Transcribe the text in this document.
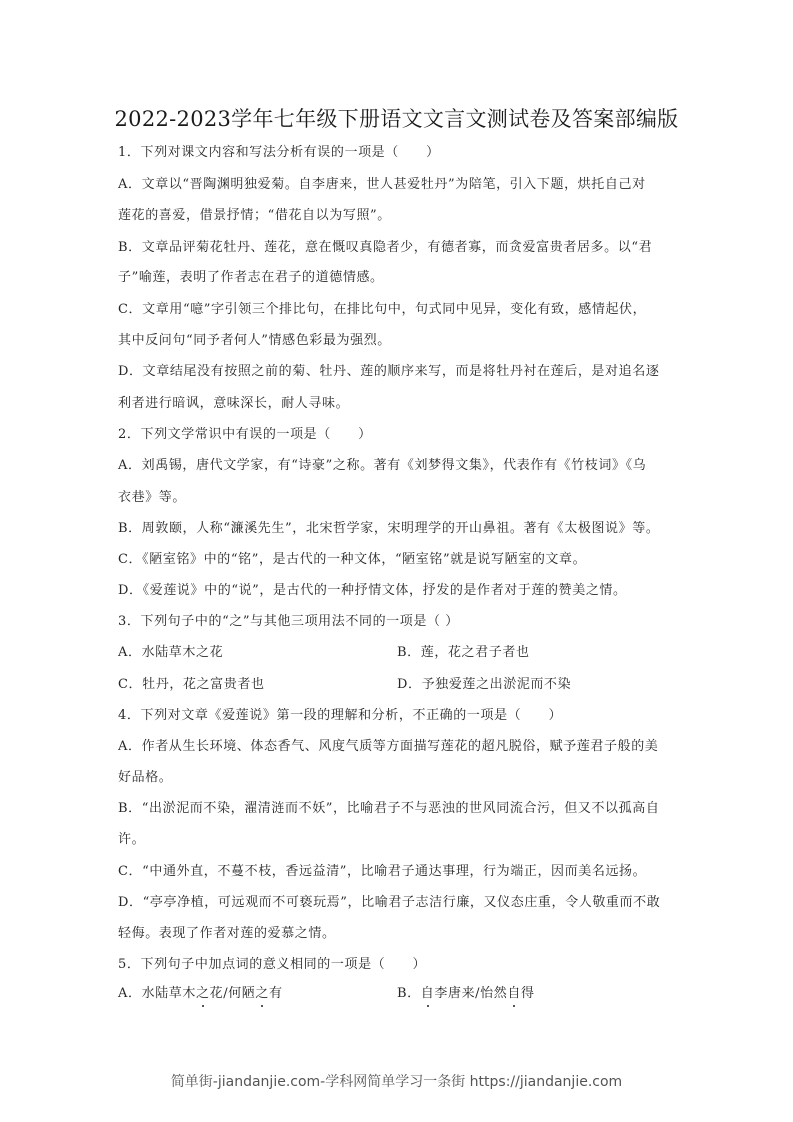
2022-2023学年七年级下册语文文言文测试卷及答案部编版
1．下列对课文内容和写法分析有误的一项是（　　）
A．文章以“晋陶渊明独爱菊。自李唐来，世人甚爱牡丹”为陪笔，引入下题，烘托自己对
莲花的喜爱，借景抒情；“借花自以为写照”。
B．文章品评菊花牡丹、莲花，意在慨叹真隐者少，有德者寡，而贪爱富贵者居多。以“君
子”喻莲，表明了作者志在君子的道德情感。
C．文章用“噫”字引领三个排比句，在排比句中，句式同中见异，变化有致，感情起伏，
其中反问句“同予者何人”情感色彩最为强烈。
D．文章结尾没有按照之前的菊、牡丹、莲的顺序来写，而是将牡丹衬在莲后，是对追名逐
利者进行暗讽，意味深长，耐人寻味。
2．下列文学常识中有误的一项是（　　）
A．刘禹锡，唐代文学家，有“诗豪”之称。著有《刘梦得文集》，代表作有《竹枝词》《乌
衣巷》等。
B．周敦颐，人称“濂溪先生”，北宋哲学家，宋明理学的开山鼻祖。著有《太极图说》等。
C．《陋室铭》中的“铭”，是古代的一种文体，“陋室铭”就是说写陋室的文章。
D．《爱莲说》中的“说”，是古代的一种抒情文体，抒发的是作者对于莲的赞美之情。
3．下列句子中的“之”与其他三项用法不同的一项是（ ）
A．水陆草木之花	B．莲，花之君子者也
C．牡丹，花之富贵者也	D．予独爱莲之出淤泥而不染
4．下列对文章《爱莲说》第一段的理解和分析，不正确的一项是（　　）
A．作者从生长环境、体态香气、风度气质等方面描写莲花的超凡脱俗，赋予莲君子般的美
好品格。
B．“出淤泥而不染，濯清涟而不妖”，比喻君子不与恶浊的世风同流合污，但又不以孤高自
许。
C．“中通外直，不蔓不枝，香远益清”，比喻君子通达事理，行为端正，因而美名远扬。
D．“亭亭净植，可远观而不可亵玩焉”，比喻君子志洁行廉，又仪态庄重，令人敬重而不敢
轻侮。表现了作者对莲的爱慕之情。
5．下列句子中加点词的意义相同的一项是（　　）
A．水陆草木之花/何陋之有	B．自李唐来/怡然自得
简单街-jiandanjie.com-学科网简单学习一条街 https://jiandanjie.com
_ _ _ _ _
• TASK INSTRUCTIONS:
Reproduce the material word for word, minus the images.

• EXERCISE RESPONSE:
Transcribe the text in this document.
2022-2023学年七年级下册语文文言文测试卷及答案部编版
1．下列对课文内容和写法分析有误的一项是（　　）
A．文章以“晋陶渊明独爱菊。自李唐来，世人甚爱牡丹”为陪笔，引入下题，烘托自己对
莲花的喜爱，借景抒情；“借花自以为写照”。
B．文章品评菊花牡丹、莲花，意在慨叹真隐者少，有德者寡，而贪爱富贵者居多。以“君
子”喻莲，表明了作者志在君子的道德情感。
C．文章用“噫”字引领三个排比句，在排比句中，句式同中见异，变化有致，感情起伏，
其中反问句“同予者何人”情感色彩最为强烈。
D．文章结尾没有按照之前的菊、牡丹、莲的顺序来写，而是将牡丹衬在莲后，是对追名逐
利者进行暗讽，意味深长，耐人寻味。
2．下列文学常识中有误的一项是（　　）
A．刘禹锡，唐代文学家，有“诗豪”之称。著有《刘梦得文集》，代表作有《竹枝词》《乌
衣巷》等。
B．周敦颐，人称“濂溪先生”，北宋哲学家，宋明理学的开山鼻祖。著有《太极图说》等。
C．《陋室铭》中的“铭”，是古代的一种文体，“陋室铭”就是说写陋室的文章。
D．《爱莲说》中的“说”，是古代的一种抒情文体，抒发的是作者对于莲的赞美之情。
3．下列句子中的“之”与其他三项用法不同的一项是（ ）
A．水陆草木之花	B．莲，花之君子者也
C．牡丹，花之富贵者也	D．予独爱莲之出淤泥而不染
4．下列对文章《爱莲说》第一段的理解和分析，不正确的一项是（　　）
A．作者从生长环境、体态香气、风度气质等方面描写莲花的超凡脱俗，赋予莲君子般的美
好品格。
B．“出淤泥而不染，濯清涟而不妖”，比喻君子不与恶浊的世风同流合污，但又不以孤高自
许。
C．“中通外直，不蔓不枝，香远益清”，比喻君子通达事理，行为端正，因而美名远扬。
D．“亭亭净植，可远观而不可亵玩焉”，比喻君子志洁行廉，又仪态庄重，令人敬重而不敢
轻侮。表现了作者对莲的爱慕之情。
5．下列句子中加点词的意义相同的一项是（　　）
A．水陆草木之花/何陋之有	B．自李唐来/怡然自得
简单街-jiandanjie.com-学科网简单学习一条街 https://jiandanjie.com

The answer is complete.